■ Work to be completed ■
Search the data below for the string "JSON". Extract every line that contains it.

* begin Dataset excerpts *

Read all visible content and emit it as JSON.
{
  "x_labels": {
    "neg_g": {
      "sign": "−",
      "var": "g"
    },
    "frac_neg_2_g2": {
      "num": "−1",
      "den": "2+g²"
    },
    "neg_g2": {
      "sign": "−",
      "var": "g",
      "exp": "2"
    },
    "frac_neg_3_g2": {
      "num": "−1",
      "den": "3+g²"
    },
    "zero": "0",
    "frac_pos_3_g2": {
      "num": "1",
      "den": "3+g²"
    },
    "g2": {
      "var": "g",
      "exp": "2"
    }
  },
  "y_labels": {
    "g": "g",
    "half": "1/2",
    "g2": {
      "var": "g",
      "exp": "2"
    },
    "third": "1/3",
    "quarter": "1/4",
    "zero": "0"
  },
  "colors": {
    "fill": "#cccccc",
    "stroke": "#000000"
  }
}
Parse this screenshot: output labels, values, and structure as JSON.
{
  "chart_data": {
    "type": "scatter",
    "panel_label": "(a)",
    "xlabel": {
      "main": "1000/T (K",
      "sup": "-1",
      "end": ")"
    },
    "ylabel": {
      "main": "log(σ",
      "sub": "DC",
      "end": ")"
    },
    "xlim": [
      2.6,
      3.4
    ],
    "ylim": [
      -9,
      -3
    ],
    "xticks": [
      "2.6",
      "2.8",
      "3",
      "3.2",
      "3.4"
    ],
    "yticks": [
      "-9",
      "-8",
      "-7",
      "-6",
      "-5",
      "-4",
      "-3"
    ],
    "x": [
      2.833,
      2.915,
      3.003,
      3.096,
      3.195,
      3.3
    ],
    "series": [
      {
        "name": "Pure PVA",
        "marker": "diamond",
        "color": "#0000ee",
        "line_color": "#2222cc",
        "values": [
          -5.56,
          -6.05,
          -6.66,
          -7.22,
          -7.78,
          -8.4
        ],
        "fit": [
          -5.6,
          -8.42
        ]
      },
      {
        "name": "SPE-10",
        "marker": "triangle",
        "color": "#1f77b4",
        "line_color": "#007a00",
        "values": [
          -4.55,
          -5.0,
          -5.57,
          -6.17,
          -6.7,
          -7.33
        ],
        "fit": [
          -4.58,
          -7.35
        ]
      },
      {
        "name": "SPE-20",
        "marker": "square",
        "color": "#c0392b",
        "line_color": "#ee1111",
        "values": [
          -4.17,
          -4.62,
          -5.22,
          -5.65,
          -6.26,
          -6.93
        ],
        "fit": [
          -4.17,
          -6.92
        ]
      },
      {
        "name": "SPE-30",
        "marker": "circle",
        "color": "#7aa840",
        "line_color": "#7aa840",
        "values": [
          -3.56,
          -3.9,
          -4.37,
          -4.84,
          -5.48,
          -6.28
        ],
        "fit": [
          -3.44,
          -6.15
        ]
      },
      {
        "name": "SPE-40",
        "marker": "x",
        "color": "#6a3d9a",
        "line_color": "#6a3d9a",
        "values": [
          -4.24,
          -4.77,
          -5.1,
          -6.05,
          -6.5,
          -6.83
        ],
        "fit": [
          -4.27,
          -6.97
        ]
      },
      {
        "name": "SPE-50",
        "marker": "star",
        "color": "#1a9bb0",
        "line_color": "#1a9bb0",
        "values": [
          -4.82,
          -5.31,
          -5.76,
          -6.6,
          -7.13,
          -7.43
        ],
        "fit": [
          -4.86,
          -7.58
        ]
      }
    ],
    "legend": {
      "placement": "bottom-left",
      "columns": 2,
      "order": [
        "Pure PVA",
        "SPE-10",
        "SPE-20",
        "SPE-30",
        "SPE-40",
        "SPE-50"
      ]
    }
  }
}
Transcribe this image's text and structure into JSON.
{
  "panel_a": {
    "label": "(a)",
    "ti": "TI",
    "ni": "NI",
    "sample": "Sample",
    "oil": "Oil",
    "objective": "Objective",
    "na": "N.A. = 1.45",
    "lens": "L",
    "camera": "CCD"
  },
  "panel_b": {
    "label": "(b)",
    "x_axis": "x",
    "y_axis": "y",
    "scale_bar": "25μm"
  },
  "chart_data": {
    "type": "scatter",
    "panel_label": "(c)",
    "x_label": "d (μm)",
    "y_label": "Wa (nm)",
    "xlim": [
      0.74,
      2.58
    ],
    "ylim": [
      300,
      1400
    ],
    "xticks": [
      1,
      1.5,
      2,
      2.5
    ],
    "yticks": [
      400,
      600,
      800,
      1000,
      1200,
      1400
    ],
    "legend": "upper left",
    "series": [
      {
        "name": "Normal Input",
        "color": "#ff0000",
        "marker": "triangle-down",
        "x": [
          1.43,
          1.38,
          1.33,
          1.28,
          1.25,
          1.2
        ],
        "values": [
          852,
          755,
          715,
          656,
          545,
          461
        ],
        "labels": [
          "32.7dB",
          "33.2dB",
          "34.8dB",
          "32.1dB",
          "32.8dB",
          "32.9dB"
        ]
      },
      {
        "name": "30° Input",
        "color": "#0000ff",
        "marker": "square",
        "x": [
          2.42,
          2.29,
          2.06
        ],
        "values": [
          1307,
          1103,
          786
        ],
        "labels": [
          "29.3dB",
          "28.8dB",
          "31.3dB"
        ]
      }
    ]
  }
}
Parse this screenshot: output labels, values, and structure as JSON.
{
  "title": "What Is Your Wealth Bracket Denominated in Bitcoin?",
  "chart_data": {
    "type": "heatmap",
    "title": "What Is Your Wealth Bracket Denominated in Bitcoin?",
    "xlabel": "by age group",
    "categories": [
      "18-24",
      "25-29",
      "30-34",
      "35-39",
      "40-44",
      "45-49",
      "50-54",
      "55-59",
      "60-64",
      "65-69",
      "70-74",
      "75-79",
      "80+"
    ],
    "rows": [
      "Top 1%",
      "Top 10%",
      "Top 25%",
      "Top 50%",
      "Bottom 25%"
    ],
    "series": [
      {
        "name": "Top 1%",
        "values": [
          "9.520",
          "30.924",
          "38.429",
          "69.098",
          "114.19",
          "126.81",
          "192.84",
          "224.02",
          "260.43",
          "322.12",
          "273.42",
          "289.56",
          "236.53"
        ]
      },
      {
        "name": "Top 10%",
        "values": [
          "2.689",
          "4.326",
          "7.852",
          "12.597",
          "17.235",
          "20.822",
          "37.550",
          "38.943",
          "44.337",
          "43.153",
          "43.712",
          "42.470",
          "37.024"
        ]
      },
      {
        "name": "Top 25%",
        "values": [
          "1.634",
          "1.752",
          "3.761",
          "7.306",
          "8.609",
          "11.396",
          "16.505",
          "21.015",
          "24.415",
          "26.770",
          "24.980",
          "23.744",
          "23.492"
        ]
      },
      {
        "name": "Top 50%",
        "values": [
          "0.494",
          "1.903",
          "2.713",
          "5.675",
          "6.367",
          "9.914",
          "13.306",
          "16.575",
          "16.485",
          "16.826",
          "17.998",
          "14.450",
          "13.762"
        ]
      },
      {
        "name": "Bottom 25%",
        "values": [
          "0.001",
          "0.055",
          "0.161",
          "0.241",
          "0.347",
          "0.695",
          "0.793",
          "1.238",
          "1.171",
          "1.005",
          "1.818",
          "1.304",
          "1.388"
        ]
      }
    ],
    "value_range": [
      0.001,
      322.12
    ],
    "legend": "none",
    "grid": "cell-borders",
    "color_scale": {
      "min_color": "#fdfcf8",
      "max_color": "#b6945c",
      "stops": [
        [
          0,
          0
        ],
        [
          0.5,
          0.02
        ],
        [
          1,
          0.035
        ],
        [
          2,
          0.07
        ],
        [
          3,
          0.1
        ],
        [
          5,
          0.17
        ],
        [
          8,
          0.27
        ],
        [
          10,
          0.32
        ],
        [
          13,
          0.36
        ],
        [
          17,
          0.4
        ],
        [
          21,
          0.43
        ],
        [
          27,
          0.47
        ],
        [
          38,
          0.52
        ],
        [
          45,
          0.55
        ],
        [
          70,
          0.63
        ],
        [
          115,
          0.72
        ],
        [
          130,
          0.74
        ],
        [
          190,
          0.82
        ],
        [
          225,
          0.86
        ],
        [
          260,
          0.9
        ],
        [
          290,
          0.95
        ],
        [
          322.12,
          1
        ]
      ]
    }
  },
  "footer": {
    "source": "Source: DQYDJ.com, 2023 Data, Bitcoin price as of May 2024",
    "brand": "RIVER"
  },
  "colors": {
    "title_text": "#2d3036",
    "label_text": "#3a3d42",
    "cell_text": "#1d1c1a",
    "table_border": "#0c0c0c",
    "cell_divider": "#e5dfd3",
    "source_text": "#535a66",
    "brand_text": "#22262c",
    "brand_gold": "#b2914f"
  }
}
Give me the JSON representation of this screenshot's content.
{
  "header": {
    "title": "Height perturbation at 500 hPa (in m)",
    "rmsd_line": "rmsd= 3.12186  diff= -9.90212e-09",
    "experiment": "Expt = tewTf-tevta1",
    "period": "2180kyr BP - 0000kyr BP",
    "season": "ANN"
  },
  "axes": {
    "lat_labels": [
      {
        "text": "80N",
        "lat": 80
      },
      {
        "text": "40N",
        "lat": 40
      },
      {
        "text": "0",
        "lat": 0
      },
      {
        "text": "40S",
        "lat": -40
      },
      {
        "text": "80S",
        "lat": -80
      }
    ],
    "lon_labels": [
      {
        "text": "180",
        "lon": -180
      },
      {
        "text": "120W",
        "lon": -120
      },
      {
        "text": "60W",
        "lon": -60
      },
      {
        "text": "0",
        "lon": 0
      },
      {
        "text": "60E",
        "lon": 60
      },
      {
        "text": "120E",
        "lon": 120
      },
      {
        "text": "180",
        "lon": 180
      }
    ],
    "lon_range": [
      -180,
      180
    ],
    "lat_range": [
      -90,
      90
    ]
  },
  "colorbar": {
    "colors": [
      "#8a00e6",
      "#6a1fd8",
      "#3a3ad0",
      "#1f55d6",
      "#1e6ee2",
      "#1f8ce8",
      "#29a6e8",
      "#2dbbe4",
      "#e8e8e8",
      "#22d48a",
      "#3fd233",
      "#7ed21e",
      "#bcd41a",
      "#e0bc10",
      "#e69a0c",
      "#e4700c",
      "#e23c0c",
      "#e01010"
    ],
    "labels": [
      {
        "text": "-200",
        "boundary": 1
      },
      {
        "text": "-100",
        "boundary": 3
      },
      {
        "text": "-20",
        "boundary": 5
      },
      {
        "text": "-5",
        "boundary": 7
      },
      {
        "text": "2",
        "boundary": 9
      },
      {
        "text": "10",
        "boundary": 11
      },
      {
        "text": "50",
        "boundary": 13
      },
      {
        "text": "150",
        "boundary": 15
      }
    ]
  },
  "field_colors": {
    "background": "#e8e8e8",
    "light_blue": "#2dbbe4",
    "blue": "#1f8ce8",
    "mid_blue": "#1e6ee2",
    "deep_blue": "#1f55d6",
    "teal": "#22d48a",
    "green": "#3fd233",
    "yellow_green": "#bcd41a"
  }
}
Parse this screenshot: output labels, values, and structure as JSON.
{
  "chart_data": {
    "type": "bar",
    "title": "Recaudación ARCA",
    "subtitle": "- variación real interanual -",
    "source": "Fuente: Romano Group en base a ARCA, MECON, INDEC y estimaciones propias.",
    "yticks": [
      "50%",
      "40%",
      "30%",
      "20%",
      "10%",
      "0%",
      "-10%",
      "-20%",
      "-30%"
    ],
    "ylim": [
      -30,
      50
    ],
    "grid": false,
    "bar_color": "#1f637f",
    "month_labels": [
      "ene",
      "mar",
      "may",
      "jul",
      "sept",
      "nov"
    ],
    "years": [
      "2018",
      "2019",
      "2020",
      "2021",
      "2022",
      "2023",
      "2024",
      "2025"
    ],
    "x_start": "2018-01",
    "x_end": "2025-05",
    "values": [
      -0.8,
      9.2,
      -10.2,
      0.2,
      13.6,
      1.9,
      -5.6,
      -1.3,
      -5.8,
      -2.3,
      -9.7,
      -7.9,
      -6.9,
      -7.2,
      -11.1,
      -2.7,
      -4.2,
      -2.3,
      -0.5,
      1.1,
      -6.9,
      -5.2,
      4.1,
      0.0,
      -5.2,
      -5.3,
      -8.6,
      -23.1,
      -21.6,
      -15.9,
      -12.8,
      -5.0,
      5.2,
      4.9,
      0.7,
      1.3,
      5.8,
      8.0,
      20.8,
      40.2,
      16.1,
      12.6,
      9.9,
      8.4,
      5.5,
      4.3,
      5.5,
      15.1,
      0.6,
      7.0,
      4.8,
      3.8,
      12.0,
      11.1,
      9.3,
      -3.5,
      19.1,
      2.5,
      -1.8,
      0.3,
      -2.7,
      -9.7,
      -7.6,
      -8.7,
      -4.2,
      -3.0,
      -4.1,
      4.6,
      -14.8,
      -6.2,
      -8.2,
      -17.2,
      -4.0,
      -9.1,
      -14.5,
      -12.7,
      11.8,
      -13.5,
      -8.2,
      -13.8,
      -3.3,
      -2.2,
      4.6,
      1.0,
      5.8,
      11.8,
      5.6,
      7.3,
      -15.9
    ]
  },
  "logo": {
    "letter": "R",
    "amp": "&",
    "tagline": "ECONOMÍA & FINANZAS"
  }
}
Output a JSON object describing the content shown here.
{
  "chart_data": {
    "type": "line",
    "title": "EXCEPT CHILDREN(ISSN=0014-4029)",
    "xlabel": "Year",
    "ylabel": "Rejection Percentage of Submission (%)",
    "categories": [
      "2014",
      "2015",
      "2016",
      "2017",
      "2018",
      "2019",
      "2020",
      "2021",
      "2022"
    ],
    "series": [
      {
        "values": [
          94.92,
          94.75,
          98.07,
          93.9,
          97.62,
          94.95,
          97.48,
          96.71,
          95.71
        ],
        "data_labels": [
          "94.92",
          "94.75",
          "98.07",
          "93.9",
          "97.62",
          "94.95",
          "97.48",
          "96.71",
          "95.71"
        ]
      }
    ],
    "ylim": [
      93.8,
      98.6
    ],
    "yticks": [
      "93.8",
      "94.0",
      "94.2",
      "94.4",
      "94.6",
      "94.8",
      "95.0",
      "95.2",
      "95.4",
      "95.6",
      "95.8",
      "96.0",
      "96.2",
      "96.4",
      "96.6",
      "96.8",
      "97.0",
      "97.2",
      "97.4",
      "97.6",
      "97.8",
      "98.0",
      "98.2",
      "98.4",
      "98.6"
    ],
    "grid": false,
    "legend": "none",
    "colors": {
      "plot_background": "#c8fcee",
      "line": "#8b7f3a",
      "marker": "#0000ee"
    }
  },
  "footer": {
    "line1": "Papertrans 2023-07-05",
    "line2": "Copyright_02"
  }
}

* end Dataset excerpts *

■ Solution to this problem ■
Read all visible content and emit it as JSON.
Parse this screenshot: output labels, values, and structure as JSON.
Transcribe this image's text and structure into JSON.
Parse this screenshot: output labels, values, and structure as JSON.
Give me the JSON representation of this screenshot's content.
Parse this screenshot: output labels, values, and structure as JSON.
Output a JSON object describing the content shown here.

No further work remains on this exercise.